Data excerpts
==============================
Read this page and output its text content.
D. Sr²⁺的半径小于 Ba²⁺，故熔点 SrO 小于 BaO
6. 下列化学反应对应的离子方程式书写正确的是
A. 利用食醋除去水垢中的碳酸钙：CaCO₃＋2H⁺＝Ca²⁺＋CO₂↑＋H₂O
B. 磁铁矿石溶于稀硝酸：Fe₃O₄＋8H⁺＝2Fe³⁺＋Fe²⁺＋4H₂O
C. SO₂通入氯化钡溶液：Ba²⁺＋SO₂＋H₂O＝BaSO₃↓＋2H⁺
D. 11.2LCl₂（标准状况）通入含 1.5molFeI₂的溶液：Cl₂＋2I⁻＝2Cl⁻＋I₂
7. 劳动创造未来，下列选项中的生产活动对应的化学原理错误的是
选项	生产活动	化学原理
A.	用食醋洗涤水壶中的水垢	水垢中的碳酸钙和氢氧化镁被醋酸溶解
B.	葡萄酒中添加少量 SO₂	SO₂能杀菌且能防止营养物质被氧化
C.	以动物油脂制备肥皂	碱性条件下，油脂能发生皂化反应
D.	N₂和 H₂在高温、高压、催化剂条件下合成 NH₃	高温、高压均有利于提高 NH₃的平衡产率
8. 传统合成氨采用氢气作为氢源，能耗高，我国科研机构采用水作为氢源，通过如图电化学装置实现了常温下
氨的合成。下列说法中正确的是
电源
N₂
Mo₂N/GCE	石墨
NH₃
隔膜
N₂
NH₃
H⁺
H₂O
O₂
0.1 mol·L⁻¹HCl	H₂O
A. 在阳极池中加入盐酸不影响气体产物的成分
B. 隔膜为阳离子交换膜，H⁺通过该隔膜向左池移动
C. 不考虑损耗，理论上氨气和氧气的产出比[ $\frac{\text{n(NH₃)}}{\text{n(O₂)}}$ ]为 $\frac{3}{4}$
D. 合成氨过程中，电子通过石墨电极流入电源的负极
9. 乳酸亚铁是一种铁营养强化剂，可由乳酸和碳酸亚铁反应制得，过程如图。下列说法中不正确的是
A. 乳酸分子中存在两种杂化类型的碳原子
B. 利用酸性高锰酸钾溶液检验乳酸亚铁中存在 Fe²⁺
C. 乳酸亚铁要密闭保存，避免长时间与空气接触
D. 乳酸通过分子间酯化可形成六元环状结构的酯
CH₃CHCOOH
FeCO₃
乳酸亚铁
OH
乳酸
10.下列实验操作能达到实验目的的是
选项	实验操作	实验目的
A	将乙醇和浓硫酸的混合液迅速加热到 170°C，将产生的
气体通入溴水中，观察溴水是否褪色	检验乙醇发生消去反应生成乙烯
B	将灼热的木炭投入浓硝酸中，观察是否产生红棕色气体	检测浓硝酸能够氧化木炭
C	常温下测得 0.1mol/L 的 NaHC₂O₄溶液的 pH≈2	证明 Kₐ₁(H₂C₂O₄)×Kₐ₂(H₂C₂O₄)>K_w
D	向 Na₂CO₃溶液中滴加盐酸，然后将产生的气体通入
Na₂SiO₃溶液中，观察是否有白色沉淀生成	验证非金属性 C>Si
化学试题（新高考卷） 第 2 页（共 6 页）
==============================
Make an exact copy of the records.

Task result -
Read this page and output its text content.
D. Sr²⁺的半径小于 Ba²⁺，故熔点 SrO 小于 BaO
6. 下列化学反应对应的离子方程式书写正确的是
A. 利用食醋除去水垢中的碳酸钙：CaCO₃＋2H⁺＝Ca²⁺＋CO₂↑＋H₂O
B. 磁铁矿石溶于稀硝酸：Fe₃O₄＋8H⁺＝2Fe³⁺＋Fe²⁺＋4H₂O
C. SO₂通入氯化钡溶液：Ba²⁺＋SO₂＋H₂O＝BaSO₃↓＋2H⁺
D. 11.2LCl₂（标准状况）通入含 1.5molFeI₂的溶液：Cl₂＋2I⁻＝2Cl⁻＋I₂
7. 劳动创造未来，下列选项中的生产活动对应的化学原理错误的是
选项	生产活动	化学原理
A.	用食醋洗涤水壶中的水垢	水垢中的碳酸钙和氢氧化镁被醋酸溶解
B.	葡萄酒中添加少量 SO₂	SO₂能杀菌且能防止营养物质被氧化
C.	以动物油脂制备肥皂	碱性条件下，油脂能发生皂化反应
D.	N₂和 H₂在高温、高压、催化剂条件下合成 NH₃	高温、高压均有利于提高 NH₃的平衡产率
8. 传统合成氨采用氢气作为氢源，能耗高，我国科研机构采用水作为氢源，通过如图电化学装置实现了常温下
氨的合成。下列说法中正确的是
电源
N₂
Mo₂N/GCE	石墨
NH₃
隔膜
N₂
NH₃
H⁺
H₂O
O₂
0.1 mol·L⁻¹HCl	H₂O
A. 在阳极池中加入盐酸不影响气体产物的成分
B. 隔膜为阳离子交换膜，H⁺通过该隔膜向左池移动
C. 不考虑损耗，理论上氨气和氧气的产出比[ $\frac{\text{n(NH₃)}}{\text{n(O₂)}}$ ]为 $\frac{3}{4}$
D. 合成氨过程中，电子通过石墨电极流入电源的负极
9. 乳酸亚铁是一种铁营养强化剂，可由乳酸和碳酸亚铁反应制得，过程如图。下列说法中不正确的是
A. 乳酸分子中存在两种杂化类型的碳原子
B. 利用酸性高锰酸钾溶液检验乳酸亚铁中存在 Fe²⁺
C. 乳酸亚铁要密闭保存，避免长时间与空气接触
D. 乳酸通过分子间酯化可形成六元环状结构的酯
CH₃CHCOOH
FeCO₃
乳酸亚铁
OH
乳酸
10.下列实验操作能达到实验目的的是
选项	实验操作	实验目的
A	将乙醇和浓硫酸的混合液迅速加热到 170°C，将产生的
气体通入溴水中，观察溴水是否褪色	检验乙醇发生消去反应生成乙烯
B	将灼热的木炭投入浓硝酸中，观察是否产生红棕色气体	检测浓硝酸能够氧化木炭
C	常温下测得 0.1mol/L 的 NaHC₂O₄溶液的 pH≈2	证明 Kₐ₁(H₂C₂O₄)×Kₐ₂(H₂C₂O₄)>K_w
D	向 Na₂CO₃溶液中滴加盐酸，然后将产生的气体通入
Na₂SiO₃溶液中，观察是否有白色沉淀生成	验证非金属性 C>Si
化学试题（新高考卷） 第 2 页（共 6 页）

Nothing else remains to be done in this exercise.